Job: Repeat all of the data precisely.

--- begin Extracted entries ---

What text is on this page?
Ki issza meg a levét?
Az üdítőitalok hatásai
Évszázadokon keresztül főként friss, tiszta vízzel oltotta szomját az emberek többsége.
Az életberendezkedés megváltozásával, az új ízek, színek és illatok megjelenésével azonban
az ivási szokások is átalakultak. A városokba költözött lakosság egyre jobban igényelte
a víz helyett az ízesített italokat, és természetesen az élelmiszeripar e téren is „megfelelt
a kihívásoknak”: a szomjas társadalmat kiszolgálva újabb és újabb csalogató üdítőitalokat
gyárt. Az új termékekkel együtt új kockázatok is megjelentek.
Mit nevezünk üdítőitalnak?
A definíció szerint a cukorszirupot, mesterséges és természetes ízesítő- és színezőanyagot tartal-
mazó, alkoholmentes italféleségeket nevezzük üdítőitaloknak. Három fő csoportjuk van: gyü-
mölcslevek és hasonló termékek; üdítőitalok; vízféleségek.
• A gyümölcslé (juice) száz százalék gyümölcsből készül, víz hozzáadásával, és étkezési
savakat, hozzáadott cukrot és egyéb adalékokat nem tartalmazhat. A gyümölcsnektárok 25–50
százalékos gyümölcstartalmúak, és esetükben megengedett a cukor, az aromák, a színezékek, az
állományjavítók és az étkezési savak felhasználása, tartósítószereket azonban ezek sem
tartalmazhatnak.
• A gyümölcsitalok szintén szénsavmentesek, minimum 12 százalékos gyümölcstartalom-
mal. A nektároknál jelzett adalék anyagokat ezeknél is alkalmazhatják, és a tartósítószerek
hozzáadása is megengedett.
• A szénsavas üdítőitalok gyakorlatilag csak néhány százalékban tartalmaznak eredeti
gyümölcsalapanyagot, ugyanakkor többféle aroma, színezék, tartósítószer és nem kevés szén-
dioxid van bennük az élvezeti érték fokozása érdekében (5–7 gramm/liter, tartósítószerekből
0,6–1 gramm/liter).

--- end Extracted entries ---

Response to the exercise:
What text is on this page?
Ki issza meg a levét?
Az üdítőitalok hatásai
Évszázadokon keresztül főként friss, tiszta vízzel oltotta szomját az emberek többsége.
Az életberendezkedés megváltozásával, az új ízek, színek és illatok megjelenésével azonban
az ivási szokások is átalakultak. A városokba költözött lakosság egyre jobban igényelte
a víz helyett az ízesített italokat, és természetesen az élelmiszeripar e téren is „megfelelt
a kihívásoknak”: a szomjas társadalmat kiszolgálva újabb és újabb csalogató üdítőitalokat
gyárt. Az új termékekkel együtt új kockázatok is megjelentek.
Mit nevezünk üdítőitalnak?
A definíció szerint a cukorszirupot, mesterséges és természetes ízesítő- és színezőanyagot tartal-
mazó, alkoholmentes italféleségeket nevezzük üdítőitaloknak. Három fő csoportjuk van: gyü-
mölcslevek és hasonló termékek; üdítőitalok; vízféleségek.
• A gyümölcslé (juice) száz százalék gyümölcsből készül, víz hozzáadásával, és étkezési
savakat, hozzáadott cukrot és egyéb adalékokat nem tartalmazhat. A gyümölcsnektárok 25–50
százalékos gyümölcstartalmúak, és esetükben megengedett a cukor, az aromák, a színezékek, az
állományjavítók és az étkezési savak felhasználása, tartósítószereket azonban ezek sem
tartalmazhatnak.
• A gyümölcsitalok szintén szénsavmentesek, minimum 12 százalékos gyümölcstartalom-
mal. A nektároknál jelzett adalék anyagokat ezeknél is alkalmazhatják, és a tartósítószerek
hozzáadása is megengedett.
• A szénsavas üdítőitalok gyakorlatilag csak néhány százalékban tartalmaznak eredeti
gyümölcsalapanyagot, ugyanakkor többféle aroma, színezék, tartósítószer és nem kevés szén-
dioxid van bennük az élvezeti érték fokozása érdekében (5–7 gramm/liter, tartósítószerekből
0,6–1 gramm/liter).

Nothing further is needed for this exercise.